— EXERCISE DESCRIPTION —
Look through the lines below and extract each one that contains "spirit".
━━ RECORDS FOR THIS TASK
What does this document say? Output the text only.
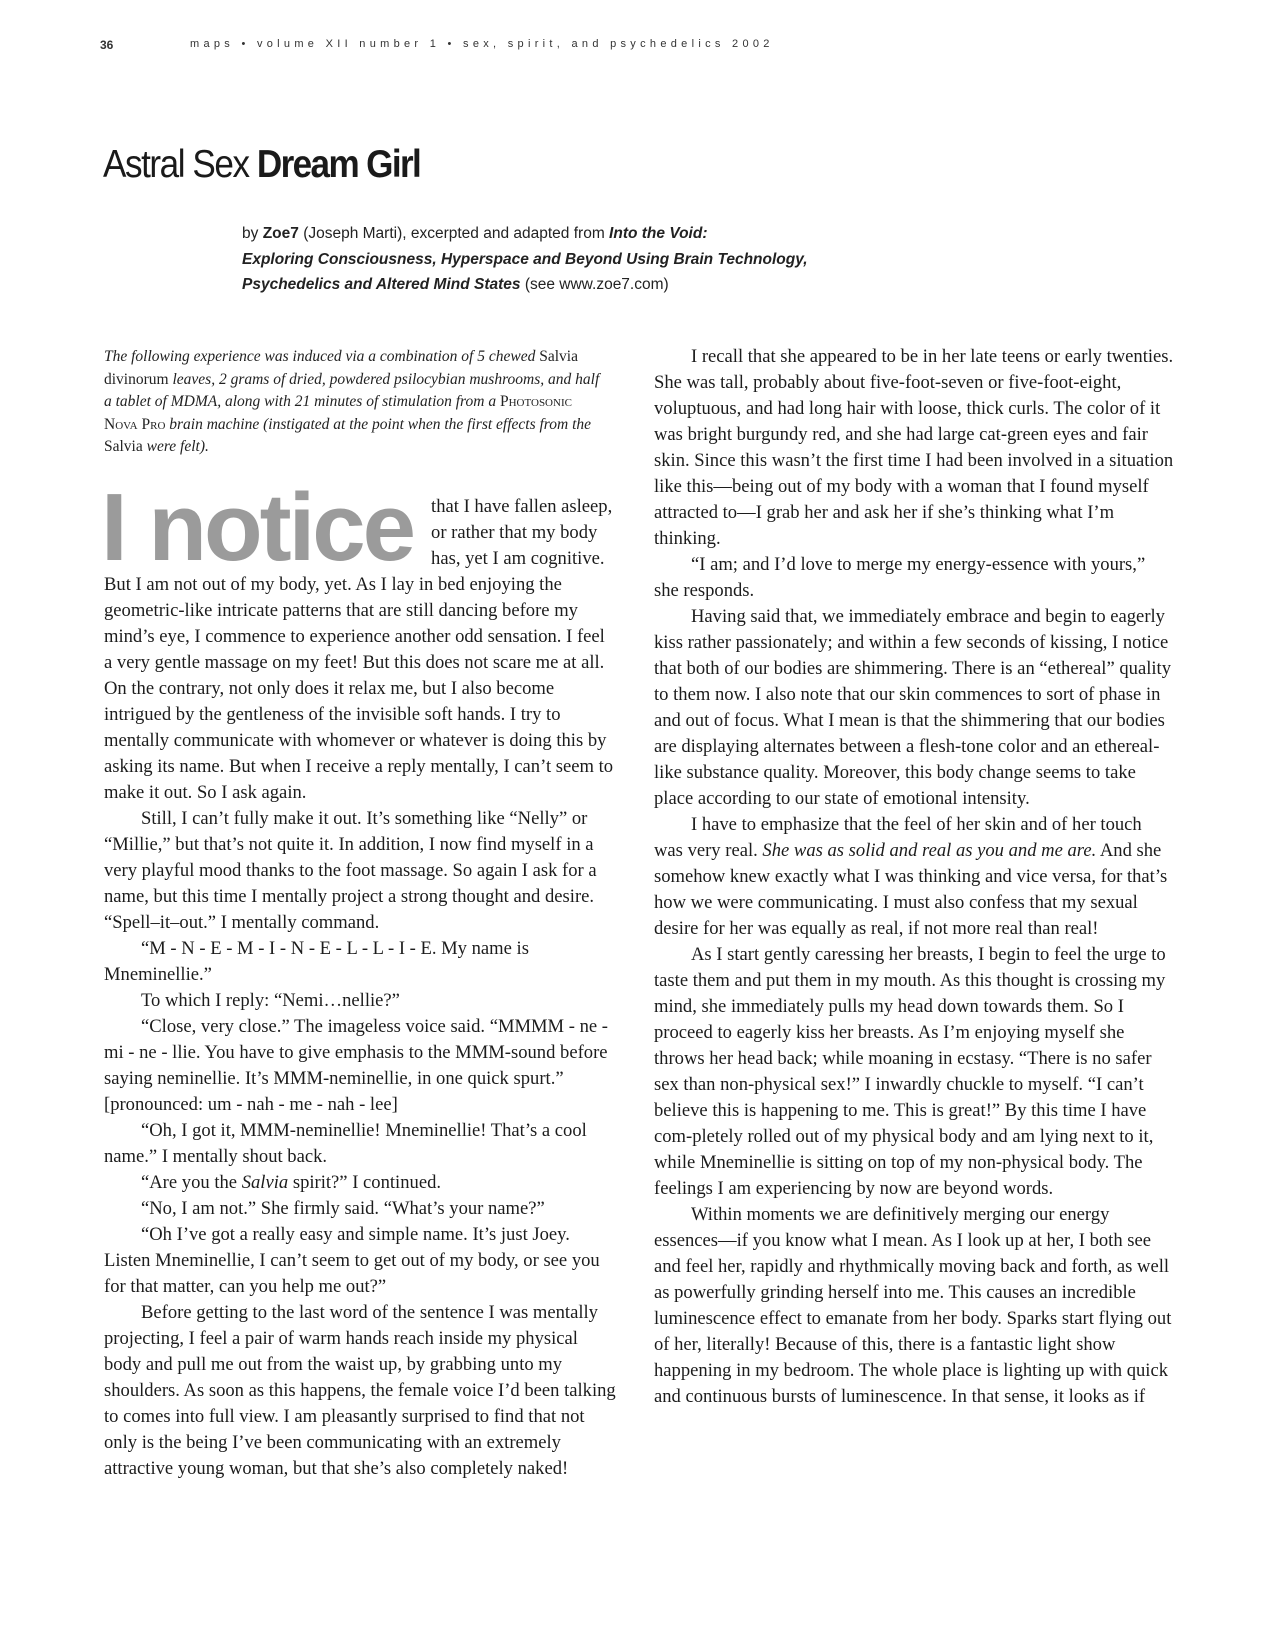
36	maps • volume XII number 1 • sex, spirit, and psychedelics 2002
Astral Sex Dream Girl

by Zoe7 (Joseph Marti), excerpted and adapted from Into the Void:
Exploring Consciousness, Hyperspace and Beyond Using Brain Technology,
Psychedelics and Altered Mind States (see www.zoe7.com)

The following experience was induced via a combination of 5 chewed Salvia divinorum leaves, 2 grams of dried, powdered psilocybian mushrooms, and half a tablet of MDMA, along with 21 minutes of stimulation from a Photosonic Nova Pro brain machine (instigated at the point when the first effects from the Salvia were felt).

I notice that I have fallen asleep, or rather that my body has, yet I am cognitive. But I am not out of my body, yet. As I lay in bed enjoying the geometric-like intricate patterns that are still dancing before my mind’s eye, I commence to experience another odd sensation. I feel a very gentle massage on my feet! But this does not scare me at all. On the contrary, not only does it relax me, but I also become intrigued by the gentleness of the invisible soft hands. I try to mentally communicate with whomever or whatever is doing this by asking its name. But when I receive a reply mentally, I can’t seem to make it out. So I ask again.

Still, I can’t fully make it out. It’s something like “Nelly” or “Millie,” but that’s not quite it. In addition, I now find myself in a very playful mood thanks to the foot massage. So again I ask for a name, but this time I mentally project a strong thought and desire. “Spell–it–out.” I mentally command.

“M - N - E - M - I - N - E - L - L - I - E. My name is Mneminellie.”

To which I reply: “Nemi…nellie?”

“Close, very close.” The imageless voice said. “MMMM - ne - mi - ne - llie. You have to give emphasis to the MMM-sound before saying neminellie. It’s MMM-neminellie, in one quick spurt.” [pronounced: um - nah - me - nah - lee]

“Oh, I got it, MMM-neminellie! Mneminellie! That’s a cool name.” I mentally shout back.

“Are you the Salvia spirit?” I continued.

“No, I am not.” She firmly said. “What’s your name?”

“Oh I’ve got a really easy and simple name. It’s just Joey. Listen Mneminellie, I can’t seem to get out of my body, or see you for that matter, can you help me out?”

Before getting to the last word of the sentence I was mentally projecting, I feel a pair of warm hands reach inside my physical body and pull me out from the waist up, by grabbing unto my shoulders. As soon as this happens, the female voice I’d been talking to comes into full view. I am pleasantly surprised to find that not only is the being I’ve been communicating with an extremely attractive young woman, but that she’s also completely naked!

I recall that she appeared to be in her late teens or early twenties. She was tall, probably about five-foot-seven or five-foot-eight, voluptuous, and had long hair with loose, thick curls. The color of it was bright burgundy red, and she had large cat-green eyes and fair skin. Since this wasn’t the first time I had been involved in a situation like this—being out of my body with a woman that I found myself attracted to—I grab her and ask her if she’s thinking what I’m thinking.

“I am; and I’d love to merge my energy-essence with yours,” she responds.

Having said that, we immediately embrace and begin to eagerly kiss rather passionately; and within a few seconds of kissing, I notice that both of our bodies are shimmering. There is an “ethereal” quality to them now. I also note that our skin commences to sort of phase in and out of focus. What I mean is that the shimmering that our bodies are displaying alternates between a flesh-tone color and an ethereal-like substance quality. Moreover, this body change seems to take place according to our state of emotional intensity.

I have to emphasize that the feel of her skin and of her touch was very real. She was as solid and real as you and me are. And she somehow knew exactly what I was thinking and vice versa, for that’s how we were communicating. I must also confess that my sexual desire for her was equally as real, if not more real than real!

As I start gently caressing her breasts, I begin to feel the urge to taste them and put them in my mouth. As this thought is crossing my mind, she immediately pulls my head down towards them. So I proceed to eagerly kiss her breasts. As I’m enjoying myself she throws her head back; while moaning in ecstasy. “There is no safer sex than non-physical sex!” I inwardly chuckle to myself. “I can’t believe this is happening to me. This is great!” By this time I have com-pletely rolled out of my physical body and am lying next to it, while Mneminellie is sitting on top of my non-physical body. The feelings I am experiencing by now are beyond words.

Within moments we are definitively merging our energy essences—if you know what I mean. As I look up at her, I both see and feel her, rapidly and rhythmically moving back and forth, as well as powerfully grinding herself into me. This causes an incredible luminescence effect to emanate from her body. Sparks start flying out of her, literally! Because of this, there is a fantastic light show happening in my bedroom. The whole place is lighting up with quick and continuous bursts of luminescence. In that sense, it looks as if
━━━━
— SOLUTION TO THIS EXERCISE —
36	maps • volume XII number 1 • sex, spirit, and psychedelics 2002
“Are you the Salvia spirit?” I continued.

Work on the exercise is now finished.